(Items from a dataset)
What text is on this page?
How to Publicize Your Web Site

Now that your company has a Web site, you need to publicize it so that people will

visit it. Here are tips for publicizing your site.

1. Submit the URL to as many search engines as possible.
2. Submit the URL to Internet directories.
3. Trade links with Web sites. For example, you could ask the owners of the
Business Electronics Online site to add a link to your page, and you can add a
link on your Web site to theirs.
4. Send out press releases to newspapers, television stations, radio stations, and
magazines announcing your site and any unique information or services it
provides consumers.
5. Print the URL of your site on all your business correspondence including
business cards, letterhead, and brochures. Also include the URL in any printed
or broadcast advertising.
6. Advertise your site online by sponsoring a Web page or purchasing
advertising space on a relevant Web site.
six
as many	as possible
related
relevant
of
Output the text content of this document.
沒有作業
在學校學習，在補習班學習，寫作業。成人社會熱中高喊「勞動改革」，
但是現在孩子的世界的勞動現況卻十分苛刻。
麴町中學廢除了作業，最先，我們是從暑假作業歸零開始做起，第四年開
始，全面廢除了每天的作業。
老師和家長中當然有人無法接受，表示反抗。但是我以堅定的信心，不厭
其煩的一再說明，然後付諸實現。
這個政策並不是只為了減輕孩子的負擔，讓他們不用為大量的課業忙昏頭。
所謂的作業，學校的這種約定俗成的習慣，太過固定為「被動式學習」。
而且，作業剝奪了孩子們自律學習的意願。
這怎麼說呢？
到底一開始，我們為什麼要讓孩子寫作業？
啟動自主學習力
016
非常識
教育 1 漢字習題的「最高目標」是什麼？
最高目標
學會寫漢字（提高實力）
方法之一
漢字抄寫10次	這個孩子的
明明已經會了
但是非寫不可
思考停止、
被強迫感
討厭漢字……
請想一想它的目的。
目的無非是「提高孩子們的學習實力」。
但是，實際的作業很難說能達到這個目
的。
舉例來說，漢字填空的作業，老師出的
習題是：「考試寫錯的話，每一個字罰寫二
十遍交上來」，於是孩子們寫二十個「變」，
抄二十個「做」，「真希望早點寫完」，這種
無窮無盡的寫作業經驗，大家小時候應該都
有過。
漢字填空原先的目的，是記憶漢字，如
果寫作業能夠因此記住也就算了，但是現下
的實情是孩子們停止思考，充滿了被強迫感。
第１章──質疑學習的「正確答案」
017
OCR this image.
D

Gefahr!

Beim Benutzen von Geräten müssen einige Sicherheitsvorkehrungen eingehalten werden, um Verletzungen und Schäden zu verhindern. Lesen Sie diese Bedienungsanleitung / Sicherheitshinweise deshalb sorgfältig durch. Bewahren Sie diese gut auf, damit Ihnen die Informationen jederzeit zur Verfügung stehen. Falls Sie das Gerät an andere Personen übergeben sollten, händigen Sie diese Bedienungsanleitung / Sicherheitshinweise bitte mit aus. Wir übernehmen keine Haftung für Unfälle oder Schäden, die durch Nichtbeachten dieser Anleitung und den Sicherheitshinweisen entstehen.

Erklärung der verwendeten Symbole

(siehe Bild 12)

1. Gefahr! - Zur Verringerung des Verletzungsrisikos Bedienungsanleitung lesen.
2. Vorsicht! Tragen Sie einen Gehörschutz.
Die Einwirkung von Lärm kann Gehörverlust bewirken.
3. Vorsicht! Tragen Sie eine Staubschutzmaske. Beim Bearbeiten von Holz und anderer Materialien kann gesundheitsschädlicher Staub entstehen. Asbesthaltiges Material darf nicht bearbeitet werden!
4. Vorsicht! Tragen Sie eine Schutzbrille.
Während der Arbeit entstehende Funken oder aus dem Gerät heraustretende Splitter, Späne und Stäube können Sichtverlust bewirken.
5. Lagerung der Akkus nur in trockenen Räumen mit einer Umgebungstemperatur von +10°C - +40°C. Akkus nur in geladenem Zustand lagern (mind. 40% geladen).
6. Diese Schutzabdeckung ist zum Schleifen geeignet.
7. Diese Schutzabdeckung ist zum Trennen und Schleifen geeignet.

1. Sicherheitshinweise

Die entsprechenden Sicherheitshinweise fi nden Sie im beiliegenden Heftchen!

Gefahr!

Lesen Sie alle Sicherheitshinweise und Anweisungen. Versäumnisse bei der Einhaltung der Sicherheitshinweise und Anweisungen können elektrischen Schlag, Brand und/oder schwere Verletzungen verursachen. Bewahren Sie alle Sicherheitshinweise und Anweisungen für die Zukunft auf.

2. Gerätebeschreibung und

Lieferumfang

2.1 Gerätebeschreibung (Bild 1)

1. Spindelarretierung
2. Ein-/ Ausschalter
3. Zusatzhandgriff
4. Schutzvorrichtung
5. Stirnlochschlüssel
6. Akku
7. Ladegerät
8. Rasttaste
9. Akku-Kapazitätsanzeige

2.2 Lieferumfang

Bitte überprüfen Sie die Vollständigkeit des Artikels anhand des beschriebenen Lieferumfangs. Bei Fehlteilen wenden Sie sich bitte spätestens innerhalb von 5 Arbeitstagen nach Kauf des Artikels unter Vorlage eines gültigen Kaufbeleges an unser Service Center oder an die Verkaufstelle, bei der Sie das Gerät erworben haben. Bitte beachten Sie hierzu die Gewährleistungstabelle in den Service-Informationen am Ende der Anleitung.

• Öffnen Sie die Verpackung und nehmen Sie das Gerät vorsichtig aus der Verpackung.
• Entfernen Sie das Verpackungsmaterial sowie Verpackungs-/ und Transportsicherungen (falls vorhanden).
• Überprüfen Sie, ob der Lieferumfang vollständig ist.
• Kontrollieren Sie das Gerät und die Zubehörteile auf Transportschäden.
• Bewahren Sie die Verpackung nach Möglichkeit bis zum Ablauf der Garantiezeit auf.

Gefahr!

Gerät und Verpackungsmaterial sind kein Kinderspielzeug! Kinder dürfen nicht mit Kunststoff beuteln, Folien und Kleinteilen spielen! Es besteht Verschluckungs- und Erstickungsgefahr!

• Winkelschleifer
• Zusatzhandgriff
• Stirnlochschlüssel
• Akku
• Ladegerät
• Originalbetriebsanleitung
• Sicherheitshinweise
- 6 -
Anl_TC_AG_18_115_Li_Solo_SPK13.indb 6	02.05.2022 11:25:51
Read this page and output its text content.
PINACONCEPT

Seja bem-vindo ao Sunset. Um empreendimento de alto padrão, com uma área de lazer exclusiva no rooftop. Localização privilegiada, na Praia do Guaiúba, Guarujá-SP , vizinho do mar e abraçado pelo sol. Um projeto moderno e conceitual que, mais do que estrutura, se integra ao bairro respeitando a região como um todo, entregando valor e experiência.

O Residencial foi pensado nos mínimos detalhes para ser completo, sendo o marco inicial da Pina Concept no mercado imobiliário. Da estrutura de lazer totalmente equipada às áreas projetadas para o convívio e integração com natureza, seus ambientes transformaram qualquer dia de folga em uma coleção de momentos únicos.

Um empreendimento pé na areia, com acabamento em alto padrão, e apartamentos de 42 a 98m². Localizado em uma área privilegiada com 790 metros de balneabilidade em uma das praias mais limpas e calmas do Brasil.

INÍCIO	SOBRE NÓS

▶ Directions for this task
Set all of the records down again, exactly as they stand.

▶ Response
What text is on this page?
How to Publicize Your Web Site

Now that your company has a Web site, you need to publicize it so that people will

visit it. Here are tips for publicizing your site.

1. Submit the URL to as many search engines as possible.
2. Submit the URL to Internet directories.
3. Trade links with Web sites. For example, you could ask the owners of the
Business Electronics Online site to add a link to your page, and you can add a
link on your Web site to theirs.
4. Send out press releases to newspapers, television stations, radio stations, and
magazines announcing your site and any unique information or services it
provides consumers.
5. Print the URL of your site on all your business correspondence including
business cards, letterhead, and brochures. Also include the URL in any printed
or broadcast advertising.
6. Advertise your site online by sponsoring a Web page or purchasing
advertising space on a relevant Web site.
six
as many	as possible
related
relevant
of
Output the text content of this document.
沒有作業
在學校學習，在補習班學習，寫作業。成人社會熱中高喊「勞動改革」，
但是現在孩子的世界的勞動現況卻十分苛刻。
麴町中學廢除了作業，最先，我們是從暑假作業歸零開始做起，第四年開
始，全面廢除了每天的作業。
老師和家長中當然有人無法接受，表示反抗。但是我以堅定的信心，不厭
其煩的一再說明，然後付諸實現。
這個政策並不是只為了減輕孩子的負擔，讓他們不用為大量的課業忙昏頭。
所謂的作業，學校的這種約定俗成的習慣，太過固定為「被動式學習」。
而且，作業剝奪了孩子們自律學習的意願。
這怎麼說呢？
到底一開始，我們為什麼要讓孩子寫作業？
啟動自主學習力
016
非常識
教育 1 漢字習題的「最高目標」是什麼？
最高目標
學會寫漢字（提高實力）
方法之一
漢字抄寫10次	這個孩子的
明明已經會了
但是非寫不可
思考停止、
被強迫感
討厭漢字……
請想一想它的目的。
目的無非是「提高孩子們的學習實力」。
但是，實際的作業很難說能達到這個目
的。
舉例來說，漢字填空的作業，老師出的
習題是：「考試寫錯的話，每一個字罰寫二
十遍交上來」，於是孩子們寫二十個「變」，
抄二十個「做」，「真希望早點寫完」，這種
無窮無盡的寫作業經驗，大家小時候應該都
有過。
漢字填空原先的目的，是記憶漢字，如
果寫作業能夠因此記住也就算了，但是現下
的實情是孩子們停止思考，充滿了被強迫感。
第１章──質疑學習的「正確答案」
017
OCR this image.
D

Gefahr!

Beim Benutzen von Geräten müssen einige Sicherheitsvorkehrungen eingehalten werden, um Verletzungen und Schäden zu verhindern. Lesen Sie diese Bedienungsanleitung / Sicherheitshinweise deshalb sorgfältig durch. Bewahren Sie diese gut auf, damit Ihnen die Informationen jederzeit zur Verfügung stehen. Falls Sie das Gerät an andere Personen übergeben sollten, händigen Sie diese Bedienungsanleitung / Sicherheitshinweise bitte mit aus. Wir übernehmen keine Haftung für Unfälle oder Schäden, die durch Nichtbeachten dieser Anleitung und den Sicherheitshinweisen entstehen.

Erklärung der verwendeten Symbole

(siehe Bild 12)

1. Gefahr! - Zur Verringerung des Verletzungsrisikos Bedienungsanleitung lesen.
2. Vorsicht! Tragen Sie einen Gehörschutz.
Die Einwirkung von Lärm kann Gehörverlust bewirken.
3. Vorsicht! Tragen Sie eine Staubschutzmaske. Beim Bearbeiten von Holz und anderer Materialien kann gesundheitsschädlicher Staub entstehen. Asbesthaltiges Material darf nicht bearbeitet werden!
4. Vorsicht! Tragen Sie eine Schutzbrille.
Während der Arbeit entstehende Funken oder aus dem Gerät heraustretende Splitter, Späne und Stäube können Sichtverlust bewirken.
5. Lagerung der Akkus nur in trockenen Räumen mit einer Umgebungstemperatur von +10°C - +40°C. Akkus nur in geladenem Zustand lagern (mind. 40% geladen).
6. Diese Schutzabdeckung ist zum Schleifen geeignet.
7. Diese Schutzabdeckung ist zum Trennen und Schleifen geeignet.

1. Sicherheitshinweise

Die entsprechenden Sicherheitshinweise fi nden Sie im beiliegenden Heftchen!

Gefahr!

Lesen Sie alle Sicherheitshinweise und Anweisungen. Versäumnisse bei der Einhaltung der Sicherheitshinweise und Anweisungen können elektrischen Schlag, Brand und/oder schwere Verletzungen verursachen. Bewahren Sie alle Sicherheitshinweise und Anweisungen für die Zukunft auf.

2. Gerätebeschreibung und

Lieferumfang

2.1 Gerätebeschreibung (Bild 1)

1. Spindelarretierung
2. Ein-/ Ausschalter
3. Zusatzhandgriff
4. Schutzvorrichtung
5. Stirnlochschlüssel
6. Akku
7. Ladegerät
8. Rasttaste
9. Akku-Kapazitätsanzeige

2.2 Lieferumfang

Bitte überprüfen Sie die Vollständigkeit des Artikels anhand des beschriebenen Lieferumfangs. Bei Fehlteilen wenden Sie sich bitte spätestens innerhalb von 5 Arbeitstagen nach Kauf des Artikels unter Vorlage eines gültigen Kaufbeleges an unser Service Center oder an die Verkaufstelle, bei der Sie das Gerät erworben haben. Bitte beachten Sie hierzu die Gewährleistungstabelle in den Service-Informationen am Ende der Anleitung.

• Öffnen Sie die Verpackung und nehmen Sie das Gerät vorsichtig aus der Verpackung.
• Entfernen Sie das Verpackungsmaterial sowie Verpackungs-/ und Transportsicherungen (falls vorhanden).
• Überprüfen Sie, ob der Lieferumfang vollständig ist.
• Kontrollieren Sie das Gerät und die Zubehörteile auf Transportschäden.
• Bewahren Sie die Verpackung nach Möglichkeit bis zum Ablauf der Garantiezeit auf.

Gefahr!

Gerät und Verpackungsmaterial sind kein Kinderspielzeug! Kinder dürfen nicht mit Kunststoff beuteln, Folien und Kleinteilen spielen! Es besteht Verschluckungs- und Erstickungsgefahr!

• Winkelschleifer
• Zusatzhandgriff
• Stirnlochschlüssel
• Akku
• Ladegerät
• Originalbetriebsanleitung
• Sicherheitshinweise
- 6 -
Anl_TC_AG_18_115_Li_Solo_SPK13.indb 6	02.05.2022 11:25:51
Read this page and output its text content.
PINACONCEPT

Seja bem-vindo ao Sunset. Um empreendimento de alto padrão, com uma área de lazer exclusiva no rooftop. Localização privilegiada, na Praia do Guaiúba, Guarujá-SP , vizinho do mar e abraçado pelo sol. Um projeto moderno e conceitual que, mais do que estrutura, se integra ao bairro respeitando a região como um todo, entregando valor e experiência.

O Residencial foi pensado nos mínimos detalhes para ser completo, sendo o marco inicial da Pina Concept no mercado imobiliário. Da estrutura de lazer totalmente equipada às áreas projetadas para o convívio e integração com natureza, seus ambientes transformaram qualquer dia de folga em uma coleção de momentos únicos.

Um empreendimento pé na areia, com acabamento em alto padrão, e apartamentos de 42 a 98m². Localizado em uma área privilegiada com 790 metros de balneabilidade em uma das praias mais limpas e calmas do Brasil.

INÍCIO	SOBRE NÓS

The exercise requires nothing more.